**WORK REQUIRED**: Repeat the entire listing exactly.

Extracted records
__________________________________________________

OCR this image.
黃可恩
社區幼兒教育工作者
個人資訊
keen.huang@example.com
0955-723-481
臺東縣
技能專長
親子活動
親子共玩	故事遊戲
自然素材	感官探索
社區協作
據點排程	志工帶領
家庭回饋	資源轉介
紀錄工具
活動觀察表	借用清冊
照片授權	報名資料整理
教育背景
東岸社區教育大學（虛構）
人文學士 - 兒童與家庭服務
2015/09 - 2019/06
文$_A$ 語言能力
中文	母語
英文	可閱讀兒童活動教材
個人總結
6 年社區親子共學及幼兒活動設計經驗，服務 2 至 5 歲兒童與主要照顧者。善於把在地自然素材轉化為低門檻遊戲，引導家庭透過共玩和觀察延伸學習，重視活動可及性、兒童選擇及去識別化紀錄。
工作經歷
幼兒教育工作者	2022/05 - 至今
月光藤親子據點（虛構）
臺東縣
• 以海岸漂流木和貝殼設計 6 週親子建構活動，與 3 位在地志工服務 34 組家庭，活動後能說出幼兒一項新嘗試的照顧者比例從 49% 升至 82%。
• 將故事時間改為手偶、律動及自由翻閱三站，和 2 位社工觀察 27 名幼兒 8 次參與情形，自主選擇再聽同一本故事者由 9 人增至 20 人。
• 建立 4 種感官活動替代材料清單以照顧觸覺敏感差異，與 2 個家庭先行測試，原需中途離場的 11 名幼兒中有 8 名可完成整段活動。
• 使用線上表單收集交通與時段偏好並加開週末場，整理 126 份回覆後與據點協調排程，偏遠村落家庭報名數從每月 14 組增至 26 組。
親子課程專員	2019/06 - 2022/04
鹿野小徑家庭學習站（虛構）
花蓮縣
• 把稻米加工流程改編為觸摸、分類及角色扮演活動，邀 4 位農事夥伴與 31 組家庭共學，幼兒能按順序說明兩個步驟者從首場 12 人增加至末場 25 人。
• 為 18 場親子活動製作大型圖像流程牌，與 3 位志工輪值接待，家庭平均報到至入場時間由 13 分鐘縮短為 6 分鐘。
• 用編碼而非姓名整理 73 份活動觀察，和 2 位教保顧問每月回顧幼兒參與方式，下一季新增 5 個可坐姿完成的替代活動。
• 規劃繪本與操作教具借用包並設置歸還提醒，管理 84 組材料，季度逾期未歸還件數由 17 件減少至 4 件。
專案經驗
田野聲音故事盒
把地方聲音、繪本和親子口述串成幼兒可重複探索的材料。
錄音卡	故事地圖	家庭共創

__________________________________________________

**WRITTEN SOLUTION**:
OCR this image.
黃可恩
社區幼兒教育工作者
個人資訊
keen.huang@example.com
0955-723-481
臺東縣
技能專長
親子活動
親子共玩	故事遊戲
自然素材	感官探索
社區協作
據點排程	志工帶領
家庭回饋	資源轉介
紀錄工具
活動觀察表	借用清冊
照片授權	報名資料整理
教育背景
東岸社區教育大學（虛構）
人文學士 - 兒童與家庭服務
2015/09 - 2019/06
文$_A$ 語言能力
中文	母語
英文	可閱讀兒童活動教材
個人總結
6 年社區親子共學及幼兒活動設計經驗，服務 2 至 5 歲兒童與主要照顧者。善於把在地自然素材轉化為低門檻遊戲，引導家庭透過共玩和觀察延伸學習，重視活動可及性、兒童選擇及去識別化紀錄。
工作經歷
幼兒教育工作者	2022/05 - 至今
月光藤親子據點（虛構）
臺東縣
• 以海岸漂流木和貝殼設計 6 週親子建構活動，與 3 位在地志工服務 34 組家庭，活動後能說出幼兒一項新嘗試的照顧者比例從 49% 升至 82%。
• 將故事時間改為手偶、律動及自由翻閱三站，和 2 位社工觀察 27 名幼兒 8 次參與情形，自主選擇再聽同一本故事者由 9 人增至 20 人。
• 建立 4 種感官活動替代材料清單以照顧觸覺敏感差異，與 2 個家庭先行測試，原需中途離場的 11 名幼兒中有 8 名可完成整段活動。
• 使用線上表單收集交通與時段偏好並加開週末場，整理 126 份回覆後與據點協調排程，偏遠村落家庭報名數從每月 14 組增至 26 組。
親子課程專員	2019/06 - 2022/04
鹿野小徑家庭學習站（虛構）
花蓮縣
• 把稻米加工流程改編為觸摸、分類及角色扮演活動，邀 4 位農事夥伴與 31 組家庭共學，幼兒能按順序說明兩個步驟者從首場 12 人增加至末場 25 人。
• 為 18 場親子活動製作大型圖像流程牌，與 3 位志工輪值接待，家庭平均報到至入場時間由 13 分鐘縮短為 6 分鐘。
• 用編碼而非姓名整理 73 份活動觀察，和 2 位教保顧問每月回顧幼兒參與方式，下一季新增 5 個可坐姿完成的替代活動。
• 規劃繪本與操作教具借用包並設置歸還提醒，管理 84 組材料，季度逾期未歸還件數由 17 件減少至 4 件。
專案經驗
田野聲音故事盒
把地方聲音、繪本和親子口述串成幼兒可重複探索的材料。
錄音卡	故事地圖	家庭共創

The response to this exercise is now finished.